** PASSAGE follows **

AEDs with no or minimal hepatic enzyme-inducing or enzyme-inhibiting properties, such as levetiracetam, brivaracetam, pregabalin, lamotrigine, lacosamide, and topiramate, are generally preferred in initial treatment due to a favorable side effect profile and minimal drug-drug interactions (Table 9.2) [34,35,36,37]. Levetiracetam is often prescribed in the general population because it is well-tolerated; however some patients can have neuropsychiatric side effects such as irritability, agitation, anxiety, and depression [37]. Clinicians should remain vigilant as patients with frontal lobe brain metastases are at higher risk for these neuropsychiatric side effects.
Multidrug regimens should be avoided if possible since monotherapy will increase the likelihood of compliance, provide a wider therapeutic window, and be more cost-effective over time. Single-drug therapy also minimizes potential interactions with chemotherapy and other drug-drug interactions. Data from patients with primary brain tumors suggest approximately 50% of patients with tumor-related epilepsy will respond adequately to a single AED [38]. If a patient experiences recurrent seizures, the initial AED dose should be maximized, and appropriate serum levels should be checked before switching or adding a second anti-seizure drug. Lacosamide has been shown to be efficacious as an adjunctive agent in patients with medically refractory epilepsy and primary brain tumors [39, 40].
Levetiracetam
One retrospective study examined the role of levetiracetam in patients with metastatic brain tumors—of the 13 patients treated with levetiracetam as monotherapy (6 patients) or adjunctive therapy (7 patients) with a median dose of 1000 mg/day, the median seizure frequency decreased to 0 per week, suggesting complete seizure control. Only 3 of 13 patients reported somnolence or headache as the most common adverse event [41]. There does not appear to be any significant interaction with other drugs or chemotherapy, which is why levetiracetam is often the first drug used for neuro-oncologic patients. It is also conveniently available in both oral and intravenous forms. Brivaracetam is a newer formulation that is advertised to have similar efficacy without the psychiatric side effects of levetiracetam; however , there have been no studies of this drug in brain metastases.
Phenytoin
Phenytoin is very effective in controlling seizures in brain metastases and is often preferred in the setting of status epilepticus as it can be conveniently loaded intravenously or given orally. It is often not preferred in routine management of seizures in patients with cancer, however, due to its activity as a CYP3A4 inducer and potential interaction with chemotherapy. It also has several side effects including elevated liver function tests, osteomalacia, ataxia , nystagmus, myopathy, and myelotoxicity.
Zonisamide
Zonisamide has not been specifically studied in brain metastases, but it has been investigated in other brain tumors. A study of six patients with glial brain tumors showed an 83% response rate and 69% reduction in seizure frequency [42]. Limiting side effects include renal calculi, sexual dysfunction, and drowsiness. The drug does not appear to interfere with the metabolism of other drugs that utilize the cytochrome P-450 enzyme system.

** End of PASSAGE **

ASSIGNED TASK 1
According to the passage, roughly what share of patients with tumor-related epilepsy respond adequately to a single AED?
ASSIGNED TASK 2
Copy out the stretch of the passage from "Multidrug regimens should" through "tumors [39, 40].".

** RECORD SET follows **

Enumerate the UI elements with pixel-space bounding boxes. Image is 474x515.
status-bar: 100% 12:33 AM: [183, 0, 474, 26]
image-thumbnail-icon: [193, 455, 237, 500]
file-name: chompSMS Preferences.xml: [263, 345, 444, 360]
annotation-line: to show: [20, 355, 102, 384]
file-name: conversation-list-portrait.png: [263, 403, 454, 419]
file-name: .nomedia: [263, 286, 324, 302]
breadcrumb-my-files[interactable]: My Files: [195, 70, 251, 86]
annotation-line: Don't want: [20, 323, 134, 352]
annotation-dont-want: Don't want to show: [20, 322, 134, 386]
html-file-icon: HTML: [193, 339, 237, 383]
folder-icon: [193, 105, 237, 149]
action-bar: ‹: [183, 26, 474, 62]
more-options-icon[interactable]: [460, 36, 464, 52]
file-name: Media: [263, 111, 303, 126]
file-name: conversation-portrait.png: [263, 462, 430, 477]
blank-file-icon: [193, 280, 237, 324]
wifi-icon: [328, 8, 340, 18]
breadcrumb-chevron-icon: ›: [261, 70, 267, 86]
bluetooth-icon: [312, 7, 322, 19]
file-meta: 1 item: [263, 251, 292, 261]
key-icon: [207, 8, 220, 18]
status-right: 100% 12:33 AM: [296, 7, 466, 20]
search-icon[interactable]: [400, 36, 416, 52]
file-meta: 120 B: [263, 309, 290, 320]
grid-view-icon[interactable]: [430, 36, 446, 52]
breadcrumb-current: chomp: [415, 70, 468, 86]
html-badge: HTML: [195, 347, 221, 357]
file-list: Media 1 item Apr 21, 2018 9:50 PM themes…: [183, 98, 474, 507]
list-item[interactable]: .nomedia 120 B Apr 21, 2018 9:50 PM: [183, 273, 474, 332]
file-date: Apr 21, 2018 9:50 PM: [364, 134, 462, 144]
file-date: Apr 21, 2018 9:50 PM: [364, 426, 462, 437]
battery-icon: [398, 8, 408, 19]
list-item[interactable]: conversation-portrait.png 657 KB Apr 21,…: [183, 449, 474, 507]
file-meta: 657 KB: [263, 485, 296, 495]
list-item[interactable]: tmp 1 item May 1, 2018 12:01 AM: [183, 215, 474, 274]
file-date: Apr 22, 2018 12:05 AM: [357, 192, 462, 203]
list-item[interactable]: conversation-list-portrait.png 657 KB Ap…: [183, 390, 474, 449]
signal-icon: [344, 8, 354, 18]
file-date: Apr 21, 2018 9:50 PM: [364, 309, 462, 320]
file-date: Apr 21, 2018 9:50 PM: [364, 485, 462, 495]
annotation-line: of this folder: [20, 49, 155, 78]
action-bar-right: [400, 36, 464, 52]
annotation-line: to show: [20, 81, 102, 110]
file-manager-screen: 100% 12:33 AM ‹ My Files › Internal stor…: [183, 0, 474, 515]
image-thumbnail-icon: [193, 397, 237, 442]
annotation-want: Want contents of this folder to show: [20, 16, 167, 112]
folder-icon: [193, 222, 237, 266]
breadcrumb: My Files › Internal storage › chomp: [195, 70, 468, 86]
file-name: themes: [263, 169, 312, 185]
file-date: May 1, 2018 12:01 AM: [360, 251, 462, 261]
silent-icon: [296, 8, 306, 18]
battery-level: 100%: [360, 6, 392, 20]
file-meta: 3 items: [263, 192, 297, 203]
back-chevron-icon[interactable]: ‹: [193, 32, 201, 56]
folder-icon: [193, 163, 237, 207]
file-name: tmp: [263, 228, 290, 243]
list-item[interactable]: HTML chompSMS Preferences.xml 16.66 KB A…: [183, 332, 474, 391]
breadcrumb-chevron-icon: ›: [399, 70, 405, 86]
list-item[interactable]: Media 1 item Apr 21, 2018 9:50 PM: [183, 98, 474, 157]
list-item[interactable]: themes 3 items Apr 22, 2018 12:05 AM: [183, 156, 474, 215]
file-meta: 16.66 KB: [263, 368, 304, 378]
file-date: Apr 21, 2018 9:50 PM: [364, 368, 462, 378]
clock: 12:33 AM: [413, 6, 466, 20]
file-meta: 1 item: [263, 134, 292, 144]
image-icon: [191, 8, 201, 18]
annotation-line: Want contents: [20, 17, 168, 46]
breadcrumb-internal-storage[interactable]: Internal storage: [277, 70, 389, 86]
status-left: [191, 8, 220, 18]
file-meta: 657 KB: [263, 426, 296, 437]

** End of RECORD SET **

WRITTEN RESPONSE 1
Approximately 50%

WRITTEN RESPONSE 2
Multidrug regimens should be avoided if possible since monotherapy will increase the likelihood of compliance, provide a wider therapeutic window, and be more cost-effective over time. Single-drug therapy also minimizes potential interactions with chemotherapy and other drug-drug interactions. Data from patients with primary brain tumors suggest approximately 50% of patients with tumor-related epilepsy will respond adequately to a single AED [38]. If a patient experiences recurrent seizures, the initial AED dose should be maximized, and appropriate serum levels should be checked before switching or adding a second anti-seizure drug. Lacosamide has been shown to be efficacious as an adjunctive agent in patients with medically refractory epilepsy and primary brain tumors [39, 40].